Given instruction: All the data must come back unchanged, except that pictures are left out.

Stored data:
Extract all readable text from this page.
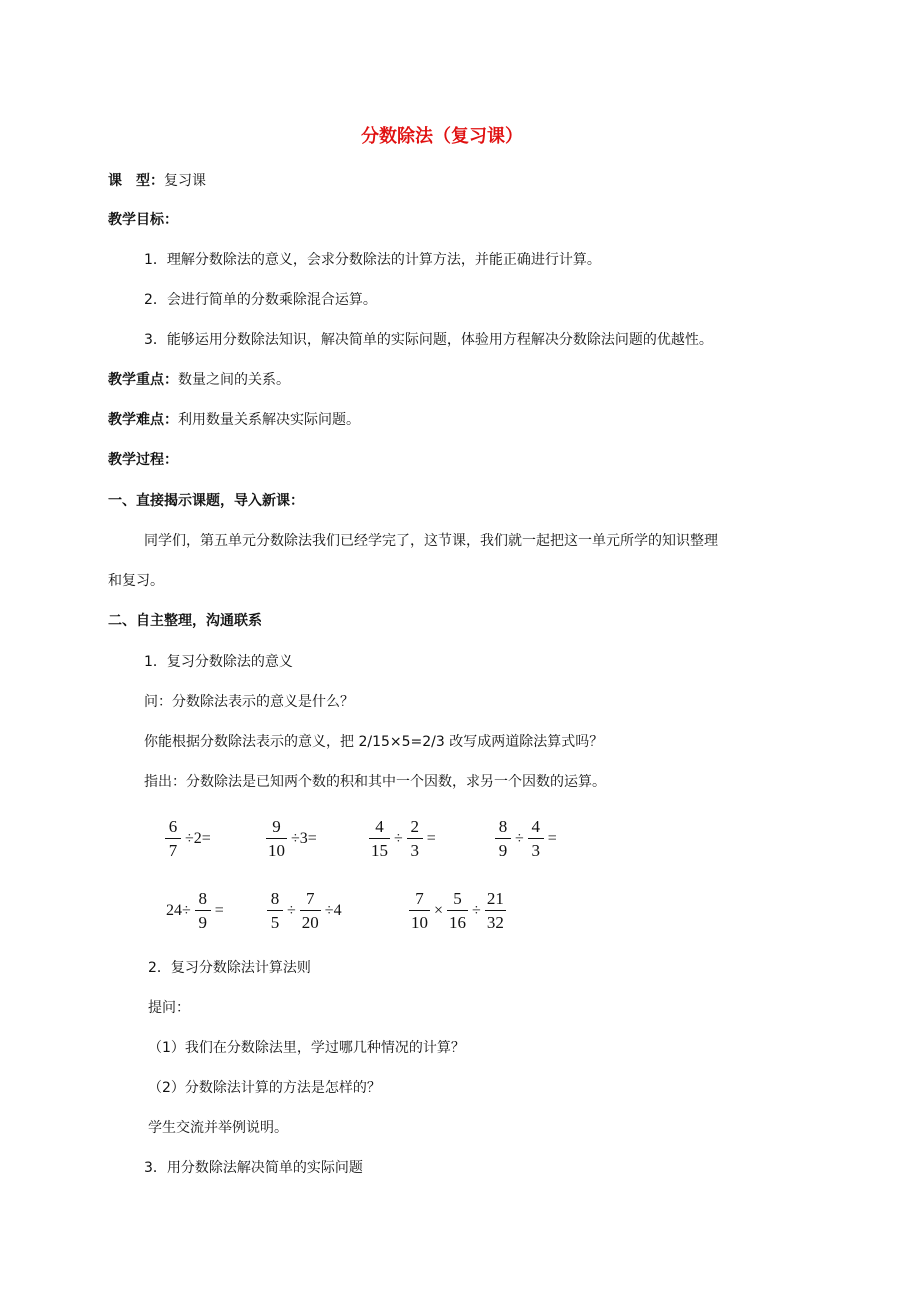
分数除法（复习课）
课　型：复习课
教学目标：
1．理解分数除法的意义，会求分数除法的计算方法，并能正确进行计算。
2．会进行简单的分数乘除混合运算。
3．能够运用分数除法知识，解决简单的实际问题，体验用方程解决分数除法问题的优越性。
教学重点：数量之间的关系。
教学难点：利用数量关系解决实际问题。
教学过程：
一、直接揭示课题，导入新课：
同学们，第五单元分数除法我们已经学完了，这节课，我们就一起把这一单元所学的知识整理
和复习。
二、自主整理，沟通联系
1．复习分数除法的意义
问：分数除法表示的意义是什么？
你能根据分数除法表示的意义，把 2/15×5=2/3 改写成两道除法算式吗？
指出：分数除法是已知两个数的积和其中一个因数，求另一个因数的运算。
$\frac{6}{7} \div 2=$	$\frac{9}{10} \div 3=$	$\frac{4}{15} \div \frac{2}{3}$ =	$\frac{8}{9} \div \frac{4}{3}$ =
$24\div \frac{8}{9}$ =	$\frac{8}{5} \div \frac{7}{20} \div 4$	$\frac{7}{10} \times \frac{5}{16} \div \frac{21}{32}$
2．复习分数除法计算法则
提问：
（1）我们在分数除法里，学过哪几种情况的计算？
（2）分数除法计算的方法是怎样的？
学生交流并举例说明。
3．用分数除法解决简单的实际问题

Task result:
Extract all readable text from this page.
分数除法（复习课）
课　型：复习课
教学目标：
1．理解分数除法的意义，会求分数除法的计算方法，并能正确进行计算。
2．会进行简单的分数乘除混合运算。
3．能够运用分数除法知识，解决简单的实际问题，体验用方程解决分数除法问题的优越性。
教学重点：数量之间的关系。
教学难点：利用数量关系解决实际问题。
教学过程：
一、直接揭示课题，导入新课：
同学们，第五单元分数除法我们已经学完了，这节课，我们就一起把这一单元所学的知识整理
和复习。
二、自主整理，沟通联系
1．复习分数除法的意义
问：分数除法表示的意义是什么？
你能根据分数除法表示的意义，把 2/15×5=2/3 改写成两道除法算式吗？
指出：分数除法是已知两个数的积和其中一个因数，求另一个因数的运算。
$\frac{6}{7} \div 2=$	$\frac{9}{10} \div 3=$	$\frac{4}{15} \div \frac{2}{3}$ =	$\frac{8}{9} \div \frac{4}{3}$ =
$24\div \frac{8}{9}$ =	$\frac{8}{5} \div \frac{7}{20} \div 4$	$\frac{7}{10} \times \frac{5}{16} \div \frac{21}{32}$
2．复习分数除法计算法则
提问：
（1）我们在分数除法里，学过哪几种情况的计算？
（2）分数除法计算的方法是怎样的？
学生交流并举例说明。
3．用分数除法解决简单的实际问题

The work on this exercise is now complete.